• [Exercise aim]:
Put every line of the items below into a JSON list of strings, one string per line, with blank lines left out.

• [Collected data entries]:
◆ ◆ ◆
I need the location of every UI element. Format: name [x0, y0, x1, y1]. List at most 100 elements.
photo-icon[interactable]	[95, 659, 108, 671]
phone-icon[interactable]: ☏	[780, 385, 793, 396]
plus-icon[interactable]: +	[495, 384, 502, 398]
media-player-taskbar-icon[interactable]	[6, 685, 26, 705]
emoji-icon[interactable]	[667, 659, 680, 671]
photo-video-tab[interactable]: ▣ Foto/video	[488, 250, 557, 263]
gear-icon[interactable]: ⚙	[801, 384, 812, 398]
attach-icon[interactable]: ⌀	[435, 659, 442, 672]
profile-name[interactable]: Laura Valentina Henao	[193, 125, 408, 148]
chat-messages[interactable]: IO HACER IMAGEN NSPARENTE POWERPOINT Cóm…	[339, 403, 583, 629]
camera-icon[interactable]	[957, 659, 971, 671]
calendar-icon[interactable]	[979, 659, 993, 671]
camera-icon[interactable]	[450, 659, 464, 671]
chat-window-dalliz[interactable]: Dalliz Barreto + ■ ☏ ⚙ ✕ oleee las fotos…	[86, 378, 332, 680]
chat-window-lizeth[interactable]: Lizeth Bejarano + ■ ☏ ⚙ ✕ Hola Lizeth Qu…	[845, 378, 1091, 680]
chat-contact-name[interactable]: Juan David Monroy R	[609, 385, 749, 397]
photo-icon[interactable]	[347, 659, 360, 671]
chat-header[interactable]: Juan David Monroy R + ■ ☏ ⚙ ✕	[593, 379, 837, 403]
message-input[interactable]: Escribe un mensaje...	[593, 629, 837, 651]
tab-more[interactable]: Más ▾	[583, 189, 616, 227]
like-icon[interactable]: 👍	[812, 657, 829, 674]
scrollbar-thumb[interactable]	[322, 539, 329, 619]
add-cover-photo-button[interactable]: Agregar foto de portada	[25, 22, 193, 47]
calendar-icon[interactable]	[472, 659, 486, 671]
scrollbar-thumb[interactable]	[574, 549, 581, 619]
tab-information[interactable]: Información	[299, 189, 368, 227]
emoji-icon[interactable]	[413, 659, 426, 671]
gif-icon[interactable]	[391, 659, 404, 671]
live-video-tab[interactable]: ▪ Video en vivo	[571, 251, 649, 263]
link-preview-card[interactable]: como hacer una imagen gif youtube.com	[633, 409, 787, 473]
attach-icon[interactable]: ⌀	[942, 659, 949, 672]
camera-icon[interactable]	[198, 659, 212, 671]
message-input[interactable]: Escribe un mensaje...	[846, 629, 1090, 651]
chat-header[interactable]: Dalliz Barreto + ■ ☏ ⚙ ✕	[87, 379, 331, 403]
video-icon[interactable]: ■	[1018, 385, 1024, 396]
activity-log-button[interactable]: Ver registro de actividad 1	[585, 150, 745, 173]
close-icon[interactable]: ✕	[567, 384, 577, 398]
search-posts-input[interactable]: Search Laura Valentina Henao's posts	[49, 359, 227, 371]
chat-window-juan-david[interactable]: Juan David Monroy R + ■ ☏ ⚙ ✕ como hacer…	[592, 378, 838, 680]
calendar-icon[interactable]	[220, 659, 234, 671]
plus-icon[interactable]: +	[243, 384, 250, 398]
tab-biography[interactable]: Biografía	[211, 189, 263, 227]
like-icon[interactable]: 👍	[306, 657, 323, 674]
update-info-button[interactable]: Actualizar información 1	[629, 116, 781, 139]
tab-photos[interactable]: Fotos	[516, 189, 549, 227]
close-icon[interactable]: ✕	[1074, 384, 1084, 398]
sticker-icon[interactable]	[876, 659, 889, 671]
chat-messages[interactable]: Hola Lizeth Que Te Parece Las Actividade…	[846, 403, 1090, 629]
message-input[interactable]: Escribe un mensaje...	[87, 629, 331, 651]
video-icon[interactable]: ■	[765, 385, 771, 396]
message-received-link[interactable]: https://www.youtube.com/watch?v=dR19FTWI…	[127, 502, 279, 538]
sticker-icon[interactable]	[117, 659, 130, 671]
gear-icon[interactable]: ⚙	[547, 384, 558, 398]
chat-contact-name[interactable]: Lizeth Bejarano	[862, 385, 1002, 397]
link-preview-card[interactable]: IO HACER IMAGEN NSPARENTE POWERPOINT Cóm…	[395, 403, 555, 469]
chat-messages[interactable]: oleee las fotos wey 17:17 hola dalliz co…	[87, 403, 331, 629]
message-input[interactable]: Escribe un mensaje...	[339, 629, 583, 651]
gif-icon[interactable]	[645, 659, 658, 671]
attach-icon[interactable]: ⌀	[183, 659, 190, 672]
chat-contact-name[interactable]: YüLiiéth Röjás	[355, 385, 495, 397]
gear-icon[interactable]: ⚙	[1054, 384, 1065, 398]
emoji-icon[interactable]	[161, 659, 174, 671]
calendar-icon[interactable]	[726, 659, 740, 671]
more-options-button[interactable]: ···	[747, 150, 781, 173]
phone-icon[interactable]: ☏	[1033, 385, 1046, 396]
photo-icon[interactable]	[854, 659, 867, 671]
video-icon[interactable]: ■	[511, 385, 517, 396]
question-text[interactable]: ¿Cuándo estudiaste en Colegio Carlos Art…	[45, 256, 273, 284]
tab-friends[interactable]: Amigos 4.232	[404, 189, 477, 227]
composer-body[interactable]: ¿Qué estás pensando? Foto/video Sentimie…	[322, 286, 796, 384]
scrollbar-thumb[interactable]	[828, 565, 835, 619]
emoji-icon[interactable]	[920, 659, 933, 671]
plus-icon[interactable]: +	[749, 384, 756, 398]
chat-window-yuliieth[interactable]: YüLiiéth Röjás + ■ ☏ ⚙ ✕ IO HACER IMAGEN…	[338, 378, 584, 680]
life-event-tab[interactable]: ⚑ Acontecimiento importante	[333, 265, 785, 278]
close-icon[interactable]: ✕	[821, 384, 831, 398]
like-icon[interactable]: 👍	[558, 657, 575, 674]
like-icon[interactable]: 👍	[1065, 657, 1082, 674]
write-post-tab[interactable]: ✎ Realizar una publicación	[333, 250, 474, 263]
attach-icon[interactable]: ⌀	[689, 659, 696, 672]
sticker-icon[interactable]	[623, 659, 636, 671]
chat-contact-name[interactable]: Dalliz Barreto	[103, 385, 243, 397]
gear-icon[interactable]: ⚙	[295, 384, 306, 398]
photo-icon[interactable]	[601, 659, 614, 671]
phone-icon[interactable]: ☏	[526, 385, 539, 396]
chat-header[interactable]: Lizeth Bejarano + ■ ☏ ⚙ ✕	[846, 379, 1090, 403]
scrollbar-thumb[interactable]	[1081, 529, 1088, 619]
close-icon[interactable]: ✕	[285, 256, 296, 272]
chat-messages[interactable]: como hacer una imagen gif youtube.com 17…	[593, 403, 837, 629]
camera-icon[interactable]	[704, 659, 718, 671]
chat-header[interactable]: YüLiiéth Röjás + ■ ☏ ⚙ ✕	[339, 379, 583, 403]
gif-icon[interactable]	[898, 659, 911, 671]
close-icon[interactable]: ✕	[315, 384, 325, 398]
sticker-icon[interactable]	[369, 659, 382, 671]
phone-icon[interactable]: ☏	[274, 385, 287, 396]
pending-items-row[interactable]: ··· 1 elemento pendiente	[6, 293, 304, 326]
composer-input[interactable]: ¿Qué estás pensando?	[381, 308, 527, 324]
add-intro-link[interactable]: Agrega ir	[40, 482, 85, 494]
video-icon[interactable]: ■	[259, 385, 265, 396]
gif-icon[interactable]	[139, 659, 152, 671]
◆ ◆ ◆
• [Solution below]:
[
  "I need the location of every UI element. Format: name [x0, y0, x1, y1]. List at most 100 elements.",
  "photo-icon[interactable]\t[95, 659, 108, 671]",
  "phone-icon[interactable]: ☏\t[780, 385, 793, 396]",
  "plus-icon[interactable]: +\t[495, 384, 502, 398]",
  "media-player-taskbar-icon[interactable]\t[6, 685, 26, 705]",
  "emoji-icon[interactable]\t[667, 659, 680, 671]",
  "photo-video-tab[interactable]: ▣ Foto/video\t[488, 250, 557, 263]",
  "gear-icon[interactable]: ⚙\t[801, 384, 812, 398]",
  "attach-icon[interactable]: ⌀\t[435, 659, 442, 672]",
  "profile-name[interactable]: Laura Valentina Henao\t[193, 125, 408, 148]",
  "chat-messages[interactable]: IO HACER IMAGEN NSPARENTE POWERPOINT Cóm…\t[339, 403, 583, 629]",
  "camera-icon[interactable]\t[957, 659, 971, 671]",
  "calendar-icon[interactable]\t[979, 659, 993, 671]",
  "camera-icon[interactable]\t[450, 659, 464, 671]",
  "chat-window-dalliz[interactable]: Dalliz Barreto + ■ ☏ ⚙ ✕ oleee las fotos…\t[86, 378, 332, 680]",
  "chat-window-lizeth[interactable]: Lizeth Bejarano + ■ ☏ ⚙ ✕ Hola Lizeth Qu…\t[845, 378, 1091, 680]",
  "chat-contact-name[interactable]: Juan David Monroy R\t[609, 385, 749, 397]",
  "photo-icon[interactable]\t[347, 659, 360, 671]",
  "chat-header[interactable]: Juan David Monroy R + ■ ☏ ⚙ ✕\t[593, 379, 837, 403]",
  "message-input[interactable]: Escribe un mensaje...\t[593, 629, 837, 651]",
  "tab-more[interactable]: Más ▾\t[583, 189, 616, 227]",
  "like-icon[interactable]: 👍\t[812, 657, 829, 674]",
  "scrollbar-thumb[interactable]\t[322, 539, 329, 619]",
  "add-cover-photo-button[interactable]: Agregar foto de portada\t[25, 22, 193, 47]",
  "calendar-icon[interactable]\t[472, 659, 486, 671]",
  "scrollbar-thumb[interactable]\t[574, 549, 581, 619]",
  "tab-information[interactable]: Información\t[299, 189, 368, 227]",
  "emoji-icon[interactable]\t[413, 659, 426, 671]",
  "gif-icon[interactable]\t[391, 659, 404, 671]",
  "live-video-tab[interactable]: ▪ Video en vivo\t[571, 251, 649, 263]",
  "link-preview-card[interactable]: como hacer una imagen gif youtube.com\t[633, 409, 787, 473]",
  "attach-icon[interactable]: ⌀\t[942, 659, 949, 672]",
  "camera-icon[interactable]\t[198, 659, 212, 671]",
  "message-input[interactable]: Escribe un mensaje...\t[846, 629, 1090, 651]",
  "chat-header[interactable]: Dalliz Barreto + ■ ☏ ⚙ ✕\t[87, 379, 331, 403]",
  "video-icon[interactable]: ■\t[1018, 385, 1024, 396]",
  "activity-log-button[interactable]: Ver registro de actividad 1\t[585, 150, 745, 173]",
  "close-icon[interactable]: ✕\t[567, 384, 577, 398]",
  "search-posts-input[interactable]: Search Laura Valentina Henao's posts\t[49, 359, 227, 371]",
  "chat-window-juan-david[interactable]: Juan David Monroy R + ■ ☏ ⚙ ✕ como hacer…\t[592, 378, 838, 680]",
  "calendar-icon[interactable]\t[220, 659, 234, 671]",
  "plus-icon[interactable]: +\t[243, 384, 250, 398]",
  "tab-biography[interactable]: Biografía\t[211, 189, 263, 227]",
  "like-icon[interactable]: 👍\t[306, 657, 323, 674]",
  "update-info-button[interactable]: Actualizar información 1\t[629, 116, 781, 139]",
  "tab-photos[interactable]: Fotos\t[516, 189, 549, 227]",
  "close-icon[interactable]: ✕\t[1074, 384, 1084, 398]",
  "sticker-icon[interactable]\t[876, 659, 889, 671]",
  "chat-messages[interactable]: Hola Lizeth Que Te Parece Las Actividade…\t[846, 403, 1090, 629]",
  "message-input[interactable]: Escribe un mensaje...\t[87, 629, 331, 651]",
  "video-icon[interactable]: ■\t[765, 385, 771, 396]",
  "message-received-link[interactable]: https://www.youtube.com/watch?v=dR19FTWI…\t[127, 502, 279, 538]",
  "sticker-icon[interactable]\t[117, 659, 130, 671]",
  "gear-icon[interactable]: ⚙\t[547, 384, 558, 398]",
  "chat-contact-name[interactable]: Lizeth Bejarano\t[862, 385, 1002, 397]",
  "link-preview-card[interactable]: IO HACER IMAGEN NSPARENTE POWERPOINT Cóm…\t[395, 403, 555, 469]",
  "chat-messages[interactable]: oleee las fotos wey 17:17 hola dalliz co…\t[87, 403, 331, 629]",
  "message-input[interactable]: Escribe un mensaje...\t[339, 629, 583, 651]",
  "gif-icon[interactable]\t[645, 659, 658, 671]",
  "attach-icon[interactable]: ⌀\t[183, 659, 190, 672]",
  "chat-contact-name[interactable]: YüLiiéth Röjás\t[355, 385, 495, 397]",
  "gear-icon[interactable]: ⚙\t[1054, 384, 1065, 398]",
  "emoji-icon[interactable]\t[161, 659, 174, 671]",
  "calendar-icon[interactable]\t[726, 659, 740, 671]",
  "more-options-button[interactable]: ···\t[747, 150, 781, 173]",
  "phone-icon[interactable]: ☏\t[1033, 385, 1046, 396]",
  "photo-icon[interactable]\t[854, 659, 867, 671]",
  "video-icon[interactable]: ■\t[511, 385, 517, 396]",
  "question-text[interactable]: ¿Cuándo estudiaste en Colegio Carlos Art…\t[45, 256, 273, 284]",
  "tab-friends[interactable]: Amigos 4.232\t[404, 189, 477, 227]",
  "composer-body[interactable]: ¿Qué estás pensando? Foto/video Sentimie…\t[322, 286, 796, 384]",
  "scrollbar-thumb[interactable]\t[828, 565, 835, 619]",
  "emoji-icon[interactable]\t[920, 659, 933, 671]",
  "plus-icon[interactable]: +\t[749, 384, 756, 398]",
  "chat-window-yuliieth[interactable]: YüLiiéth Röjás + ■ ☏ ⚙ ✕ IO HACER IMAGEN…\t[338, 378, 584, 680]",
  "life-event-tab[interactable]: ⚑ Acontecimiento importante\t[333, 265, 785, 278]",
  "close-icon[interactable]: ✕\t[821, 384, 831, 398]",
  "like-icon[interactable]: 👍\t[558, 657, 575, 674]",
  "like-icon[interactable]: 👍\t[1065, 657, 1082, 674]",
  "write-post-tab[interactable]: ✎ Realizar una publicación\t[333, 250, 474, 263]",
  "attach-icon[interactable]: ⌀\t[689, 659, 696, 672]",
  "sticker-icon[interactable]\t[623, 659, 636, 671]",
  "chat-contact-name[interactable]: Dalliz Barreto\t[103, 385, 243, 397]",
  "gear-icon[interactable]: ⚙\t[295, 384, 306, 398]",
  "photo-icon[interactable]\t[601, 659, 614, 671]",
  "phone-icon[interactable]: ☏\t[526, 385, 539, 396]",
  "chat-header[interactable]: Lizeth Bejarano + ■ ☏ ⚙ ✕\t[846, 379, 1090, 403]",
  "scrollbar-thumb[interactable]\t[1081, 529, 1088, 619]",
  "close-icon[interactable]: ✕\t[285, 256, 296, 272]",
  "chat-messages[interactable]: como hacer una imagen gif youtube.com 17…\t[593, 403, 837, 629]",
  "camera-icon[interactable]\t[704, 659, 718, 671]",
  "chat-header[interactable]: YüLiiéth Röjás + ■ ☏ ⚙ ✕\t[339, 379, 583, 403]",
  "gif-icon[interactable]\t[898, 659, 911, 671]",
  "close-icon[interactable]: ✕\t[315, 384, 325, 398]",
  "sticker-icon[interactable]\t[369, 659, 382, 671]",
  "phone-icon[interactable]: ☏\t[274, 385, 287, 396]",
  "pending-items-row[interactable]: ··· 1 elemento pendiente\t[6, 293, 304, 326]",
  "composer-input[interactable]: ¿Qué estás pensando?\t[381, 308, 527, 324]",
  "add-intro-link[interactable]: Agrega ir\t[40, 482, 85, 494]",
  "video-icon[interactable]: ■\t[259, 385, 265, 396]",
  "gif-icon[interactable]\t[139, 659, 152, 671]"
]